> [MATERIAL]
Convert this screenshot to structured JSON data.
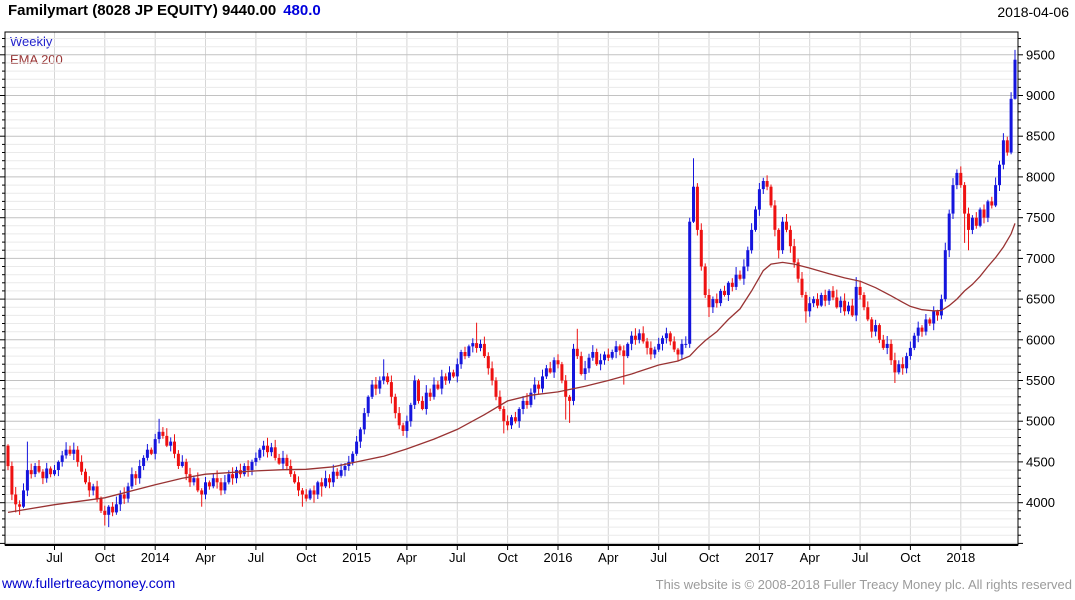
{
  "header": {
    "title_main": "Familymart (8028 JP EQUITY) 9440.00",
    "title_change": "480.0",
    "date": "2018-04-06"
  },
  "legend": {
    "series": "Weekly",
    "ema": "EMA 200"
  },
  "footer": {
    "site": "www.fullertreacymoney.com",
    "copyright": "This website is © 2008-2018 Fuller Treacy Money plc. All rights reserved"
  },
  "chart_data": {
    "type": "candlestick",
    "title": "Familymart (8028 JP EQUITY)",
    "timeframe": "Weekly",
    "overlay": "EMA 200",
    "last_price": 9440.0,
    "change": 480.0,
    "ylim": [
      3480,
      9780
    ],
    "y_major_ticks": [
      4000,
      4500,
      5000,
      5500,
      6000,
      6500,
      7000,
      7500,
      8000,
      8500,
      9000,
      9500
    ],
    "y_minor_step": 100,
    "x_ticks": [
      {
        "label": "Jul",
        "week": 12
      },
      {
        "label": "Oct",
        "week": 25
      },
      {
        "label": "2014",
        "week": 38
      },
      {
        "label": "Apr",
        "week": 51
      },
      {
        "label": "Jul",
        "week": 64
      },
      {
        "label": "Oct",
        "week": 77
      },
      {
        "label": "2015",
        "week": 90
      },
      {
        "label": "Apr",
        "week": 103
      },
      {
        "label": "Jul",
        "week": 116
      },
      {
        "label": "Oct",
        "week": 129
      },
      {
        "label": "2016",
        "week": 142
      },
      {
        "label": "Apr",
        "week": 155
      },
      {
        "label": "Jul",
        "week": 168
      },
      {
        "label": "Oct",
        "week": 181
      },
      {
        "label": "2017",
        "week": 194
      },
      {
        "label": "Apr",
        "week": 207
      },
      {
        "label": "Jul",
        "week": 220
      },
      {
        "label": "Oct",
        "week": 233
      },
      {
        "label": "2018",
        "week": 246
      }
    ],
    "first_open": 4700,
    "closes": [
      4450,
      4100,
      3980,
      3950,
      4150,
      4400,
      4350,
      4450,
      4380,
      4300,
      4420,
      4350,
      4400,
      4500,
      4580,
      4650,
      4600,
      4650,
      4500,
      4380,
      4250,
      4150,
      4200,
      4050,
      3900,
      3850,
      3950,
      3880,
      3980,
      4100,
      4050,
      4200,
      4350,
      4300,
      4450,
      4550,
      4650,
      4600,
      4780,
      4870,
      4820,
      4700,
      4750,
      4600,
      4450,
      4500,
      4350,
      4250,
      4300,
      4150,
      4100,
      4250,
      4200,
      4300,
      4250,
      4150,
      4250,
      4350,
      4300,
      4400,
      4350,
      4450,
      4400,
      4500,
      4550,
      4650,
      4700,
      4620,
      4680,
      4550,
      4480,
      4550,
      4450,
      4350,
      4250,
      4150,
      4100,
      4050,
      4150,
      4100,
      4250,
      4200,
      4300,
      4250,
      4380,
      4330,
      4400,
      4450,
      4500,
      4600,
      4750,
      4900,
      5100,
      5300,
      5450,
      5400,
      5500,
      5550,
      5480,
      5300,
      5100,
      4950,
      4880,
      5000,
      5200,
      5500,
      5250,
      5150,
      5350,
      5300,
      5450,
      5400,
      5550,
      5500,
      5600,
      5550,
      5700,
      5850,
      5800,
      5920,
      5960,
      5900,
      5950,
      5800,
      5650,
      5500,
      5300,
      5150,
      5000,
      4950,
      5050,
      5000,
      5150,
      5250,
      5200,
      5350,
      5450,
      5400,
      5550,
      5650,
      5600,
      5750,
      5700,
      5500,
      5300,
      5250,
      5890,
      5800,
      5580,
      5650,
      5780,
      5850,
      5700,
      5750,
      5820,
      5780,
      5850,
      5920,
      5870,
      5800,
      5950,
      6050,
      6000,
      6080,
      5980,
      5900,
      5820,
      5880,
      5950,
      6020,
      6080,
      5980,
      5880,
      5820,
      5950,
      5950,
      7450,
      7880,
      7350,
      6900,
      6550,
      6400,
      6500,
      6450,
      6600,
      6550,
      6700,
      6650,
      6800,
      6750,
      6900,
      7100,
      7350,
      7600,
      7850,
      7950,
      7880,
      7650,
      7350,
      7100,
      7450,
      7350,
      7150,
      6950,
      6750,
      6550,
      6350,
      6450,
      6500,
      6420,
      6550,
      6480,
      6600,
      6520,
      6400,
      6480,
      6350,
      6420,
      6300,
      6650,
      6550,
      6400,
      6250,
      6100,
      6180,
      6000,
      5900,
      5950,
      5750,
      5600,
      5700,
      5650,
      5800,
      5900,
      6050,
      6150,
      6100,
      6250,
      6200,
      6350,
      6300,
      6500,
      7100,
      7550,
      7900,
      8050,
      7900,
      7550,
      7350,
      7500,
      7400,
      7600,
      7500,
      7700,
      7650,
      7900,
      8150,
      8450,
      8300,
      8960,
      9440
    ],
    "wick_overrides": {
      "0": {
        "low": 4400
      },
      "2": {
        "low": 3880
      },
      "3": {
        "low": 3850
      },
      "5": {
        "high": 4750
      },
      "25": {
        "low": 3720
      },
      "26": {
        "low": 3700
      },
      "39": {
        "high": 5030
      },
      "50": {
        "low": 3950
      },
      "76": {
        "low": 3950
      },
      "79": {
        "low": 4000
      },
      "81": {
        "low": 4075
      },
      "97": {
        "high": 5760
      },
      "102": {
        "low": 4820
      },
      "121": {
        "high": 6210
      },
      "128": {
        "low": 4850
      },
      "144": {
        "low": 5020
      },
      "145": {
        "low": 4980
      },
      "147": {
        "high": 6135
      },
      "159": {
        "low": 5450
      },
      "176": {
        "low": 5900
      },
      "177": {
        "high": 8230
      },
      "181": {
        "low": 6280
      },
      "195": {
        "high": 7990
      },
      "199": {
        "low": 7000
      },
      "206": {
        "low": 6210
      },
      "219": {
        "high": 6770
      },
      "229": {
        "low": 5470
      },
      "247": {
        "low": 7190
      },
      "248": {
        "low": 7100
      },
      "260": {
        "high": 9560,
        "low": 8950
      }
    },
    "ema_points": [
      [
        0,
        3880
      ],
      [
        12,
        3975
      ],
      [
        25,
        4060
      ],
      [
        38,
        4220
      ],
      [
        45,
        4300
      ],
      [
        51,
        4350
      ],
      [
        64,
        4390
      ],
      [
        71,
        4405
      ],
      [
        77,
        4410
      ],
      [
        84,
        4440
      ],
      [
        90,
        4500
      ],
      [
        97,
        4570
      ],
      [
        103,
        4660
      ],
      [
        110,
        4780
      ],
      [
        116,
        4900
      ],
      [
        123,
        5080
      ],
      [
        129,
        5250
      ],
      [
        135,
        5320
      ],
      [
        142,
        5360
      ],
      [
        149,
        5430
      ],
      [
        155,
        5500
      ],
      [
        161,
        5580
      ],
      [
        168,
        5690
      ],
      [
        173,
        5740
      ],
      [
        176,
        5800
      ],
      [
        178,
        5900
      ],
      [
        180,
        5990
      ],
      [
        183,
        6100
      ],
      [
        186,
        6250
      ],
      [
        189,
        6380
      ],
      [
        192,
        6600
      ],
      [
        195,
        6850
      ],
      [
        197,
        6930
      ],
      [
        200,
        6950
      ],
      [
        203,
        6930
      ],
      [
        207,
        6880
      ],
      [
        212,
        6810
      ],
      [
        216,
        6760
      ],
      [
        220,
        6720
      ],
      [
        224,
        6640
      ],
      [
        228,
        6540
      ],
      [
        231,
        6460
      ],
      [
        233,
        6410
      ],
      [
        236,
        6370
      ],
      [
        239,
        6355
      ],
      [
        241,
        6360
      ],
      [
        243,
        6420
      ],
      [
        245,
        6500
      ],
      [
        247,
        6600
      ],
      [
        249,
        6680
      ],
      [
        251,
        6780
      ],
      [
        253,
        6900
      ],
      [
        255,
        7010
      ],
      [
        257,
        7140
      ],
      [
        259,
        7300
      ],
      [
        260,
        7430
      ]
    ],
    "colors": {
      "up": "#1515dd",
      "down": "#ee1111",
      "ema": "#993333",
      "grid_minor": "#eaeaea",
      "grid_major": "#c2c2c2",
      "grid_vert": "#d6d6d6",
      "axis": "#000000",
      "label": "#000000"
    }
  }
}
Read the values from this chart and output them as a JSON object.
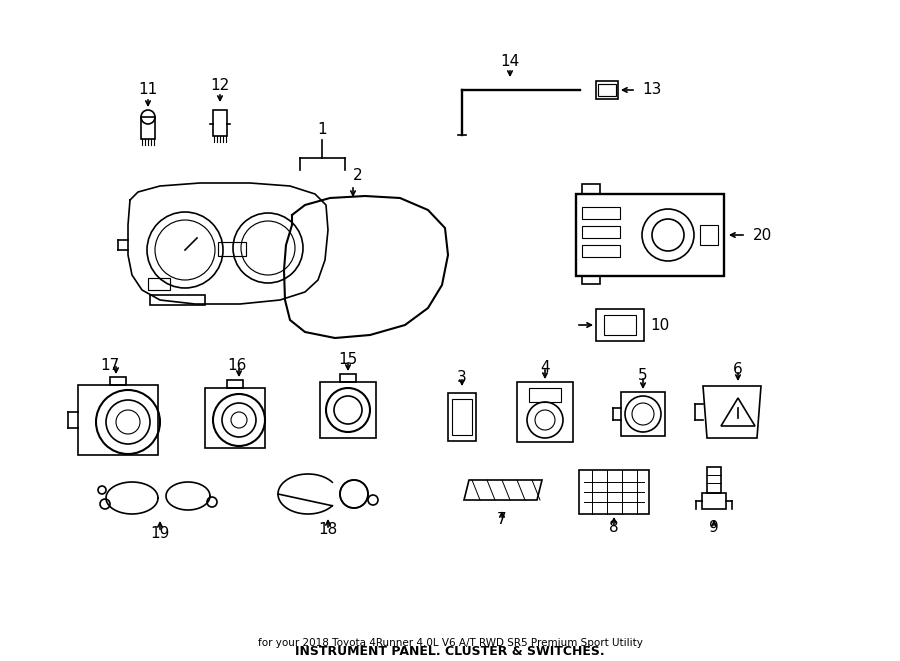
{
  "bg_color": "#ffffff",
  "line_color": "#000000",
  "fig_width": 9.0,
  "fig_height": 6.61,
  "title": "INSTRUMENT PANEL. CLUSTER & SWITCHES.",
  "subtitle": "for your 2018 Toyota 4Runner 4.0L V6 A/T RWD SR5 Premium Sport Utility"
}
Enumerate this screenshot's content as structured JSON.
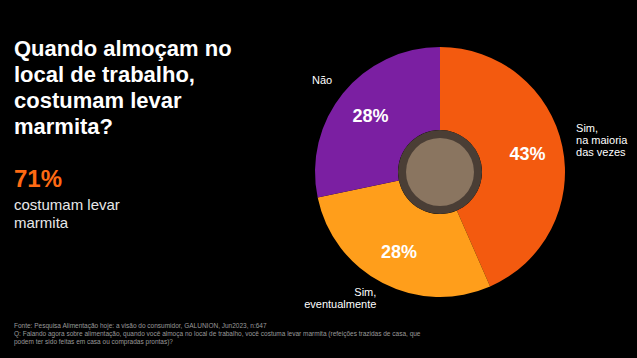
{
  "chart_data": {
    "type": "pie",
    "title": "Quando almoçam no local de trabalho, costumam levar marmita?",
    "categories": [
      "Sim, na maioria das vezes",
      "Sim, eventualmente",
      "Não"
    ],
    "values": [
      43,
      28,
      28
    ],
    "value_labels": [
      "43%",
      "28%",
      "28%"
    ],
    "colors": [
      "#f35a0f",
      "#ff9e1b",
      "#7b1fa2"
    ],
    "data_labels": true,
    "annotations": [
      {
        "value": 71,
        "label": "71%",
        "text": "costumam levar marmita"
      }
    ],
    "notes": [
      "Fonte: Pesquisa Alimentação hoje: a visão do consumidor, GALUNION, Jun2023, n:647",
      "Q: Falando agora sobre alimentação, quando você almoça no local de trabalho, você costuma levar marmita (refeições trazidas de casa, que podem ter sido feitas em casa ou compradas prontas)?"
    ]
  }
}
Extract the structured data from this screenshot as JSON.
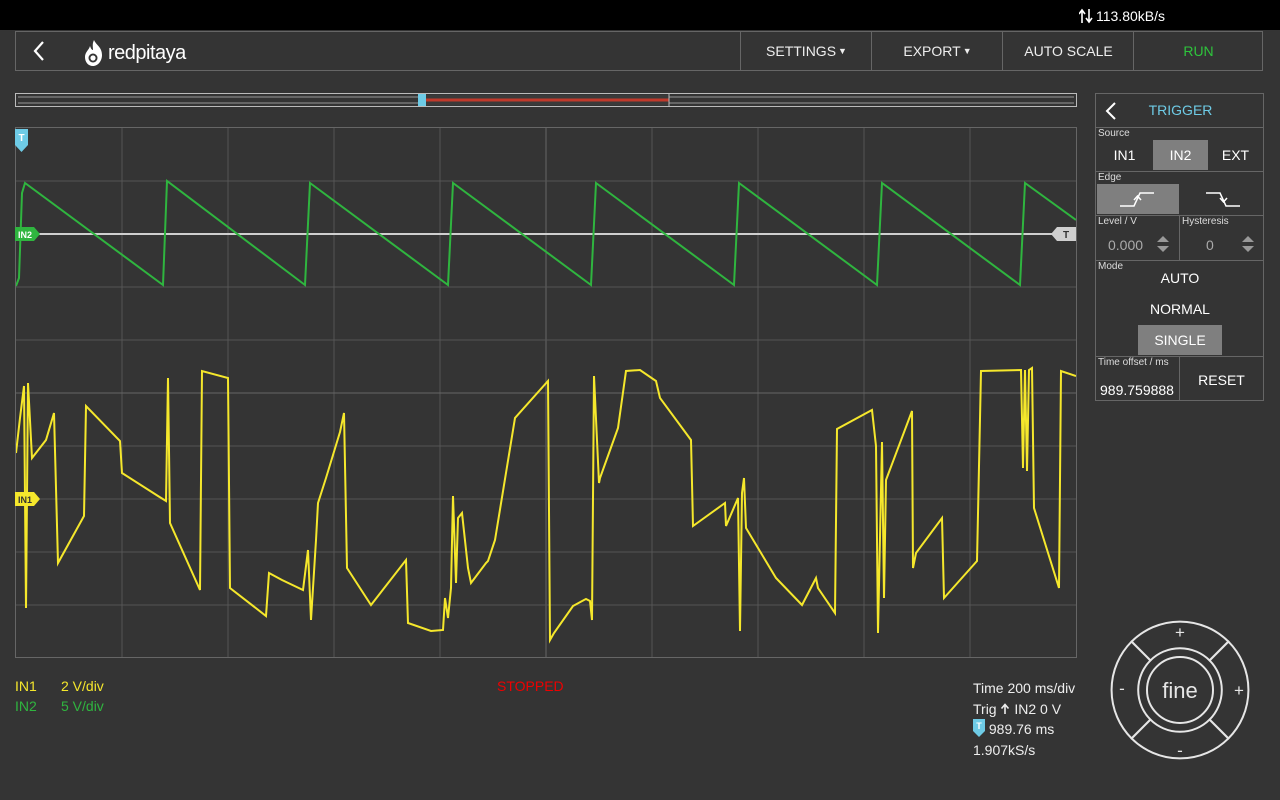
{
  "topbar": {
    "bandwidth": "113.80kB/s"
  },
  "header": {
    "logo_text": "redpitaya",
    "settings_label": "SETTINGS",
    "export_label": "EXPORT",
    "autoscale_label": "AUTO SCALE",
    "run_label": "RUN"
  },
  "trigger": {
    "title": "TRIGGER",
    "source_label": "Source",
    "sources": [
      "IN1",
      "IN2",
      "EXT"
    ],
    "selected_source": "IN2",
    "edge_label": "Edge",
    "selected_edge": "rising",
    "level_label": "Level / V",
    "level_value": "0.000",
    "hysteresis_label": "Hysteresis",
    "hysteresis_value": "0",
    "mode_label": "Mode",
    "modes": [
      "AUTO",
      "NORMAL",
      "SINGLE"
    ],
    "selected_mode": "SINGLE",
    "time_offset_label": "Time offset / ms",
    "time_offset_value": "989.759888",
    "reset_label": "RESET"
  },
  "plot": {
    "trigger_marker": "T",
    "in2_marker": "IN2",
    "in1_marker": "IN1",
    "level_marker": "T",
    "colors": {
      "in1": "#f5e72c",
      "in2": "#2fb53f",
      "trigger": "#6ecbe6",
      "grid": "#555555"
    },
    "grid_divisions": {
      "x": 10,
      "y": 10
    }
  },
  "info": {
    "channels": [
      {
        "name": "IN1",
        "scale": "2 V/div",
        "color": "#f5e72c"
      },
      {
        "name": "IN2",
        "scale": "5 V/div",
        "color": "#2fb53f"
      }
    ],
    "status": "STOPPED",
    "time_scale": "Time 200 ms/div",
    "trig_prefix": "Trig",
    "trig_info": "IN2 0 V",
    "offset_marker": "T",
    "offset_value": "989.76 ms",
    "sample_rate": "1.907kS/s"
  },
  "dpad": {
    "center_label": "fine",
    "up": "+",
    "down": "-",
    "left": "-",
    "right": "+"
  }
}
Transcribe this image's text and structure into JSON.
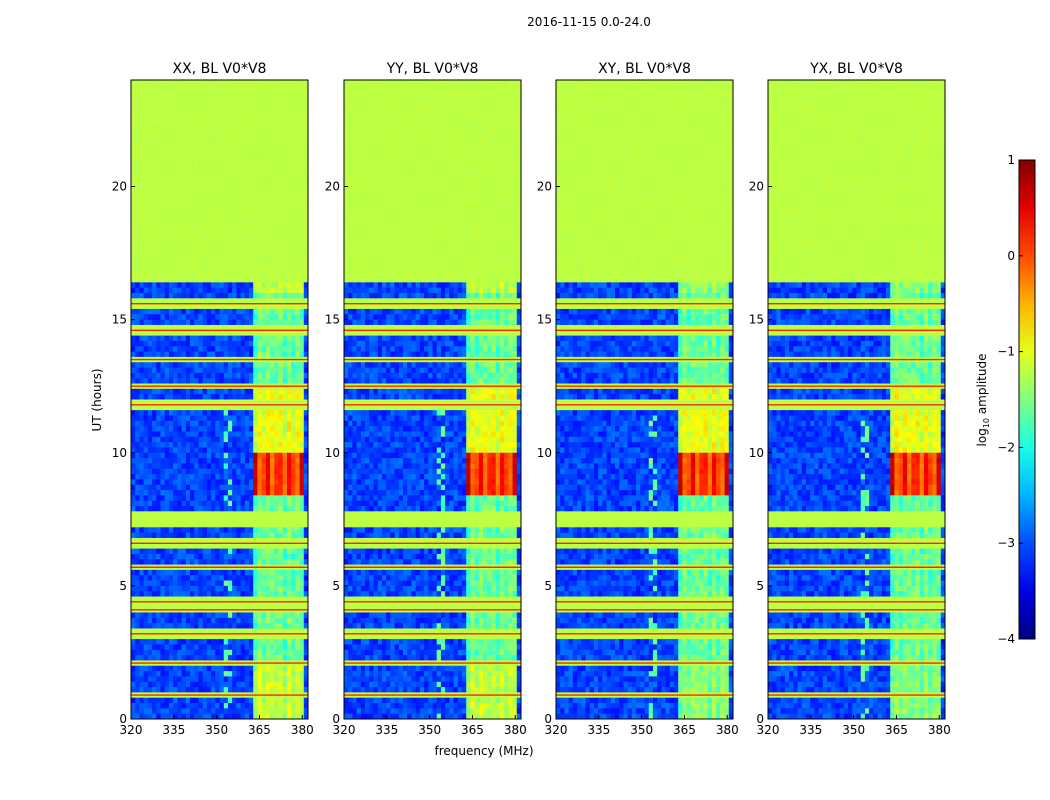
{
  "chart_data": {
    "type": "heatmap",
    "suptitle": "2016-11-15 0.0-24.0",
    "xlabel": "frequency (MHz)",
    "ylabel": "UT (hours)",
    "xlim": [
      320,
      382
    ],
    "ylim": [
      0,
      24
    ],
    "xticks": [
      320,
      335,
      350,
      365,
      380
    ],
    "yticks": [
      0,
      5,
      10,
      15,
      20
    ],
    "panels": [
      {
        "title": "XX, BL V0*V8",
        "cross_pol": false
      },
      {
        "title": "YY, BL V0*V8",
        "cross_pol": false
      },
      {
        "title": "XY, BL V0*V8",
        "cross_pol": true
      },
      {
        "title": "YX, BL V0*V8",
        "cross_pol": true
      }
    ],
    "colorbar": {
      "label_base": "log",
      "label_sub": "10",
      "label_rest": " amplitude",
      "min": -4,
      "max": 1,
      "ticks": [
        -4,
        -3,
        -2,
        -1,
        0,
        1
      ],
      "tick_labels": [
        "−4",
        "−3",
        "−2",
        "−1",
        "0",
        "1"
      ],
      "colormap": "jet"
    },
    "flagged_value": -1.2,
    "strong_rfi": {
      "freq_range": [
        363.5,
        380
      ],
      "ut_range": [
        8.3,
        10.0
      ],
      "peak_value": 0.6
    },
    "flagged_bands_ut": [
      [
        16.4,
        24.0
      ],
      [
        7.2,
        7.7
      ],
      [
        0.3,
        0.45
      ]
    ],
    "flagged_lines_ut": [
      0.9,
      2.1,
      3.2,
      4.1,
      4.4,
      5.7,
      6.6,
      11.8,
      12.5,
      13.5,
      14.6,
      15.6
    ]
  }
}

> [INSTRUCTION]
For the material, find the number of lines holding the word "JSON" and give that figure and nothing more.

> [OUTPUT OF THE TASK]
5